What to work on: The full set of entries is to be printed exactly, with pictures excluded.

Supplied entries:
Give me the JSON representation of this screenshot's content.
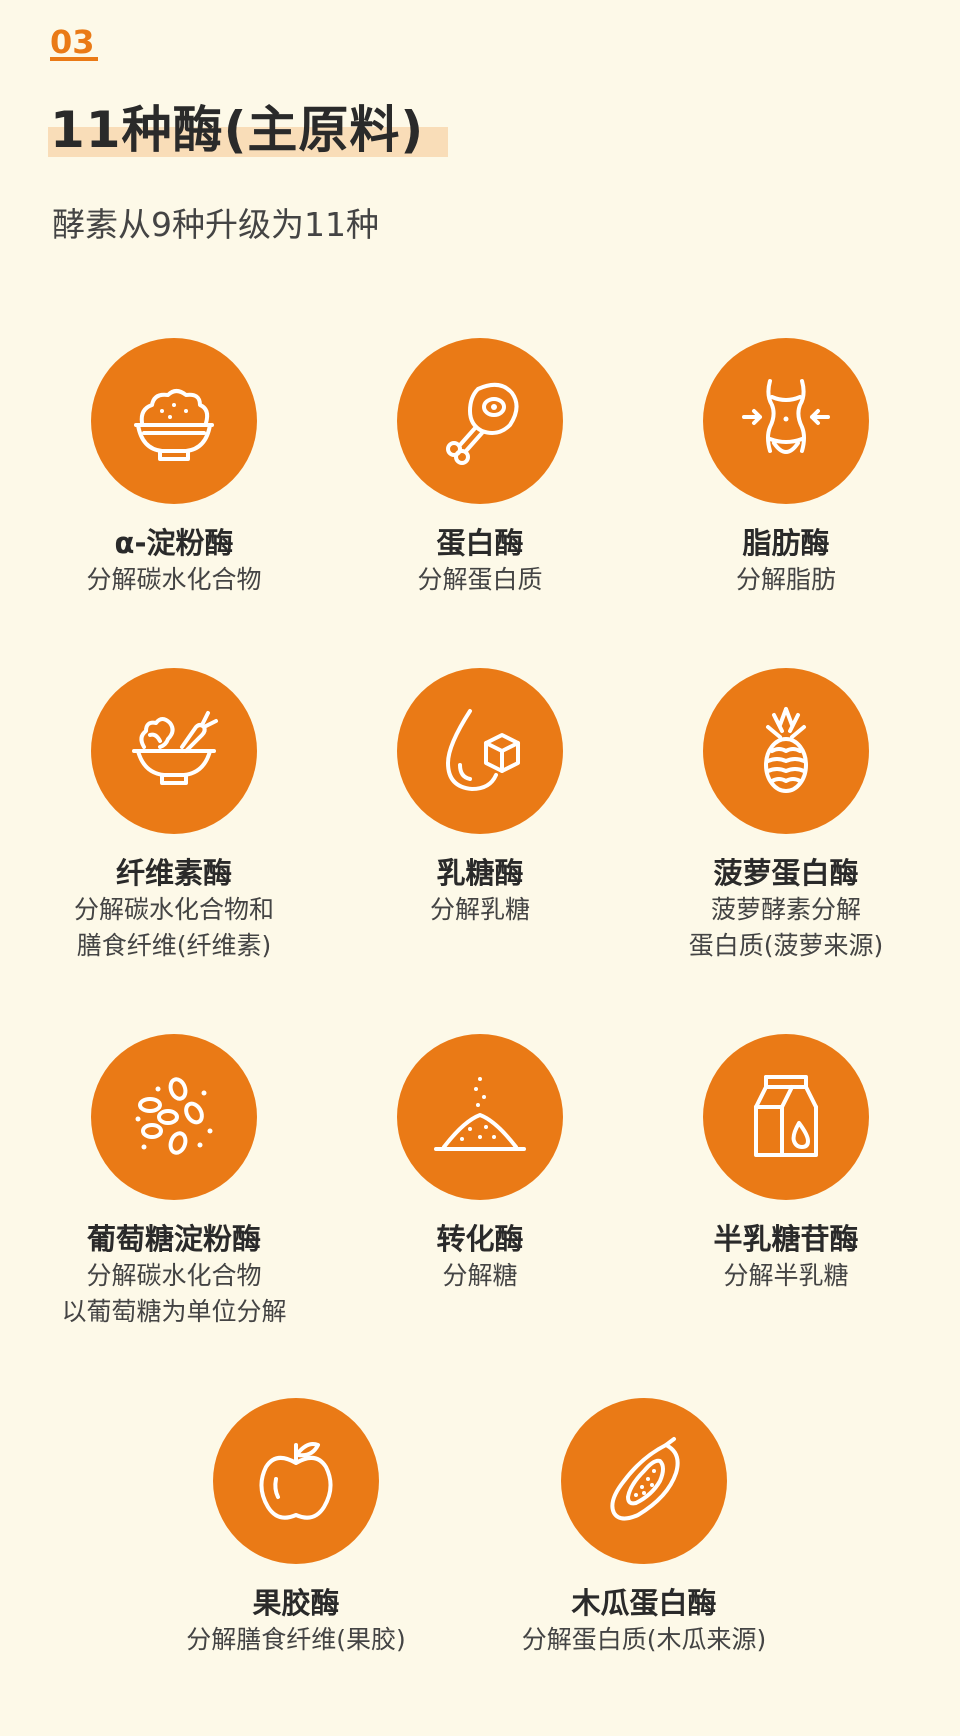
{
  "header": {
    "section_number": "03",
    "title": "11种酶(主原料)",
    "subtitle": "酵素从9种升级为11种"
  },
  "enzymes": [
    {
      "name": "α-淀粉酶",
      "desc": [
        "分解碳水化合物"
      ],
      "icon": "rice-bowl-icon"
    },
    {
      "name": "蛋白酶",
      "desc": [
        "分解蛋白质"
      ],
      "icon": "meat-drumstick-icon"
    },
    {
      "name": "脂肪酶",
      "desc": [
        "分解脂肪"
      ],
      "icon": "waist-body-icon"
    },
    {
      "name": "纤维素酶",
      "desc": [
        "分解碳水化合物和",
        "膳食纤维(纤维素)"
      ],
      "icon": "salad-bowl-icon"
    },
    {
      "name": "乳糖酶",
      "desc": [
        "分解乳糖"
      ],
      "icon": "drop-sugar-cube-icon"
    },
    {
      "name": "菠萝蛋白酶",
      "desc": [
        "菠萝酵素分解",
        "蛋白质(菠萝来源)"
      ],
      "icon": "pineapple-icon"
    },
    {
      "name": "葡萄糖淀粉酶",
      "desc": [
        "分解碳水化合物",
        "以葡萄糖为单位分解"
      ],
      "icon": "grains-icon"
    },
    {
      "name": "转化酶",
      "desc": [
        "分解糖"
      ],
      "icon": "sugar-pile-icon"
    },
    {
      "name": "半乳糖苷酶",
      "desc": [
        "分解半乳糖"
      ],
      "icon": "milk-carton-icon"
    },
    {
      "name": "果胶酶",
      "desc": [
        "分解膳食纤维(果胶)"
      ],
      "icon": "apple-icon"
    },
    {
      "name": "木瓜蛋白酶",
      "desc": [
        "分解蛋白质(木瓜来源)"
      ],
      "icon": "papaya-icon"
    }
  ],
  "colors": {
    "accent": "#ea7a16",
    "background": "#fdf9e8",
    "highlight": "#f9ddb8"
  }
}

Result below:
Give me the JSON representation of this screenshot's content.
{
  "header": {
    "section_number": "03",
    "title": "11种酶(主原料)",
    "subtitle": "酵素从9种升级为11种"
  },
  "enzymes": [
    {
      "name": "α-淀粉酶",
      "desc": [
        "分解碳水化合物"
      ],
      "icon": "rice-bowl-icon"
    },
    {
      "name": "蛋白酶",
      "desc": [
        "分解蛋白质"
      ],
      "icon": "meat-drumstick-icon"
    },
    {
      "name": "脂肪酶",
      "desc": [
        "分解脂肪"
      ],
      "icon": "waist-body-icon"
    },
    {
      "name": "纤维素酶",
      "desc": [
        "分解碳水化合物和",
        "膳食纤维(纤维素)"
      ],
      "icon": "salad-bowl-icon"
    },
    {
      "name": "乳糖酶",
      "desc": [
        "分解乳糖"
      ],
      "icon": "drop-sugar-cube-icon"
    },
    {
      "name": "菠萝蛋白酶",
      "desc": [
        "菠萝酵素分解",
        "蛋白质(菠萝来源)"
      ],
      "icon": "pineapple-icon"
    },
    {
      "name": "葡萄糖淀粉酶",
      "desc": [
        "分解碳水化合物",
        "以葡萄糖为单位分解"
      ],
      "icon": "grains-icon"
    },
    {
      "name": "转化酶",
      "desc": [
        "分解糖"
      ],
      "icon": "sugar-pile-icon"
    },
    {
      "name": "半乳糖苷酶",
      "desc": [
        "分解半乳糖"
      ],
      "icon": "milk-carton-icon"
    },
    {
      "name": "果胶酶",
      "desc": [
        "分解膳食纤维(果胶)"
      ],
      "icon": "apple-icon"
    },
    {
      "name": "木瓜蛋白酶",
      "desc": [
        "分解蛋白质(木瓜来源)"
      ],
      "icon": "papaya-icon"
    }
  ],
  "colors": {
    "accent": "#ea7a16",
    "background": "#fdf9e8",
    "highlight": "#f9ddb8"
  }
}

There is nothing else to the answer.